> [Exercise objective] Copy each line in which the string "JSON" occurs.

> [Records for this task]
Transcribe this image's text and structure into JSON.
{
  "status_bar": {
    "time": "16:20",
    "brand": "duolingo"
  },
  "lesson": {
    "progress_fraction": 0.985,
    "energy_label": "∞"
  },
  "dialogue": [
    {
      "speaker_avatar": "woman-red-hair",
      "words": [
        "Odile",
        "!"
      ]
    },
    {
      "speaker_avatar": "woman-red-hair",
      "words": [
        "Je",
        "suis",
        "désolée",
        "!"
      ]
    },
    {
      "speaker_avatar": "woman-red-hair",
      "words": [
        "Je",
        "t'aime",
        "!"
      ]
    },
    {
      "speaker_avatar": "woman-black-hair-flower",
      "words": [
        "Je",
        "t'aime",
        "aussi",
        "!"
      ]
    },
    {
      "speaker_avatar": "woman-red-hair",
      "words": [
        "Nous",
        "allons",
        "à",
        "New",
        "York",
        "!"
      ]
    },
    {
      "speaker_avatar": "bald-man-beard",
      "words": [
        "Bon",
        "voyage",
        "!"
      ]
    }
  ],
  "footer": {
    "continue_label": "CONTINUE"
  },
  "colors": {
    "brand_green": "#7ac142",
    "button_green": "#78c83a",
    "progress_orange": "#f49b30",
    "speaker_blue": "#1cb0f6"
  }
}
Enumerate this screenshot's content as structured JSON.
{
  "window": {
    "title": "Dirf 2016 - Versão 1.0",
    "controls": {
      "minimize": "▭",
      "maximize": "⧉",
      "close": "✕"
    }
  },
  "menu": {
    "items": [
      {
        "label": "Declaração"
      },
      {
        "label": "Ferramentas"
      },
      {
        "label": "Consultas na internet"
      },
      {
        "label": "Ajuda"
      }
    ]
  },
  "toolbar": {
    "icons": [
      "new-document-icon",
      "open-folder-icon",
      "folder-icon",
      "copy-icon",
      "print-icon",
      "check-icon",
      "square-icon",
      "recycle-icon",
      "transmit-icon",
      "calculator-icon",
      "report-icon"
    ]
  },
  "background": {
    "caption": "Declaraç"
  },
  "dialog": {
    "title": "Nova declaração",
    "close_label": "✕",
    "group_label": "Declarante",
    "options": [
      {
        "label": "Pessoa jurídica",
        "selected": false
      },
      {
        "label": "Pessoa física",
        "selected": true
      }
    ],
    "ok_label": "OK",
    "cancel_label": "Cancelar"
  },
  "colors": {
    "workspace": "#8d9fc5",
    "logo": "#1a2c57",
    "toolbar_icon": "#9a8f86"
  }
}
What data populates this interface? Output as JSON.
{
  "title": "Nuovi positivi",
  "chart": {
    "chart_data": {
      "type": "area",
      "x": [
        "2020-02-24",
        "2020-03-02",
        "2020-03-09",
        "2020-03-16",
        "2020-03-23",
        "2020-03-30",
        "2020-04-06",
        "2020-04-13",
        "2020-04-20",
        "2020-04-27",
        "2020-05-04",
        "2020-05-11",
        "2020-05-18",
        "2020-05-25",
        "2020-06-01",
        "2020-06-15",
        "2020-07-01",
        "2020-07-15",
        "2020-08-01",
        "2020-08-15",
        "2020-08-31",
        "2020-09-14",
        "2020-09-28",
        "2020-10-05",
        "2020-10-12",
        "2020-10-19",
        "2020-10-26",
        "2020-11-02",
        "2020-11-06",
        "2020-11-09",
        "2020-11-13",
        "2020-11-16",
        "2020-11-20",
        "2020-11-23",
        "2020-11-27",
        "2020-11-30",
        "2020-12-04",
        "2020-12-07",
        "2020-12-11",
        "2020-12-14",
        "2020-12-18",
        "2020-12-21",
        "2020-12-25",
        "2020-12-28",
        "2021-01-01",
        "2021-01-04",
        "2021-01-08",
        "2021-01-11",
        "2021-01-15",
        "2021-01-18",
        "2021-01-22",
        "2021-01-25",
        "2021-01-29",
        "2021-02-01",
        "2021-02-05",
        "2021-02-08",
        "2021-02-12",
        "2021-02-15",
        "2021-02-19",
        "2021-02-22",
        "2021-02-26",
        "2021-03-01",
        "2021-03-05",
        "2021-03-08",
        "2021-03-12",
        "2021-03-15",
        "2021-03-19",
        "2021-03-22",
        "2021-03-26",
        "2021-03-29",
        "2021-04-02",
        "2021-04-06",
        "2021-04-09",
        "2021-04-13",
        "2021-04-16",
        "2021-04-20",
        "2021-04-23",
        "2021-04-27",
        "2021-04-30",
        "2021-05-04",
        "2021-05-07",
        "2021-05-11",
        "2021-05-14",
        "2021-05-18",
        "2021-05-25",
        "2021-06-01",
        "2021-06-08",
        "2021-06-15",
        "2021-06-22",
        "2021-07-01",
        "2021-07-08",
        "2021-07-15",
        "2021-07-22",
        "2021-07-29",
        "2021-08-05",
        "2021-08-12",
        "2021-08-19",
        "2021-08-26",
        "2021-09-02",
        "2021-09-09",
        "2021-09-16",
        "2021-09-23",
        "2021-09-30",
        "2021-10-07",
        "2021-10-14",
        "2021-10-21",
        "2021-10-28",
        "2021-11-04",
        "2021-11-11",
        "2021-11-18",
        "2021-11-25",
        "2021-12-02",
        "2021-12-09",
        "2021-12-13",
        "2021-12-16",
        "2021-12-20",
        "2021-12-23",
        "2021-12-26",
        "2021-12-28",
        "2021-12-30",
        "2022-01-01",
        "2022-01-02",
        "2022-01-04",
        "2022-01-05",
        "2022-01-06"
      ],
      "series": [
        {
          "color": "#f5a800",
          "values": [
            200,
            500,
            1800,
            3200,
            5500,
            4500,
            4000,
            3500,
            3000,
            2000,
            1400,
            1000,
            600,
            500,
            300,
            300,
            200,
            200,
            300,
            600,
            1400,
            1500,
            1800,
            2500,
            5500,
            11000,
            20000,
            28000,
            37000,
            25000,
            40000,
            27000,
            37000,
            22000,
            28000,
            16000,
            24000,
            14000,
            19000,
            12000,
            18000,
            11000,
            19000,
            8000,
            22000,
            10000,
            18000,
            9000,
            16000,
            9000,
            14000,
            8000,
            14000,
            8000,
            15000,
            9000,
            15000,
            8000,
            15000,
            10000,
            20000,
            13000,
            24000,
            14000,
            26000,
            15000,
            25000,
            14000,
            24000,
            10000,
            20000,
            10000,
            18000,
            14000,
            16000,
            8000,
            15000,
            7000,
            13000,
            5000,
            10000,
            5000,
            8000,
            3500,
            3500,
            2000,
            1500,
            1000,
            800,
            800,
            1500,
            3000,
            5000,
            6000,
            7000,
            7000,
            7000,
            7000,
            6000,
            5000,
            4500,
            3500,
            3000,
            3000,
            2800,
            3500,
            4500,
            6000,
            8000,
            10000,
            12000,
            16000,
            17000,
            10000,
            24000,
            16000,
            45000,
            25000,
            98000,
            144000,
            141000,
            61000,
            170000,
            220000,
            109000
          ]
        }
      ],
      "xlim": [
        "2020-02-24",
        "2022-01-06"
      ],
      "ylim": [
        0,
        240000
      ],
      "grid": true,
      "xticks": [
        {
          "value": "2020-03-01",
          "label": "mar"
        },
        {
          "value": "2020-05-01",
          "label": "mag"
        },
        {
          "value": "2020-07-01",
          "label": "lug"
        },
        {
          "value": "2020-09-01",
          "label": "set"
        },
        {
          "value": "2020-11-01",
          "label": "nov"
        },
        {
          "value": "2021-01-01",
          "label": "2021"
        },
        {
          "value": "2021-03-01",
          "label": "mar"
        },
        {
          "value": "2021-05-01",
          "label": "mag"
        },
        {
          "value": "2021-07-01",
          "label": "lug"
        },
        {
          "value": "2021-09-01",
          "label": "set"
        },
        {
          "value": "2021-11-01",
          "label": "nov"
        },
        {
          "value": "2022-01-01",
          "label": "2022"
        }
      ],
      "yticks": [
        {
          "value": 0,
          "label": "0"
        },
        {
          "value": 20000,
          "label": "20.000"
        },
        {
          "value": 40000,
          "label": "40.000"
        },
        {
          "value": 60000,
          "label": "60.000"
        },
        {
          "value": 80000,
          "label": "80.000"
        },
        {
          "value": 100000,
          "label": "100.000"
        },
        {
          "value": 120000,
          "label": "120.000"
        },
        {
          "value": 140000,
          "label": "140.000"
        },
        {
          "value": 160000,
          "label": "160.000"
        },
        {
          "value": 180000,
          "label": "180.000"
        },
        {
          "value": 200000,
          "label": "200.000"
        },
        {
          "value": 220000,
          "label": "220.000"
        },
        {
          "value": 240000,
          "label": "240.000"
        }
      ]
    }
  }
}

> [Result of the task]
Transcribe this image's text and structure into JSON.
Enumerate this screenshot's content as structured JSON.
What data populates this interface? Output as JSON.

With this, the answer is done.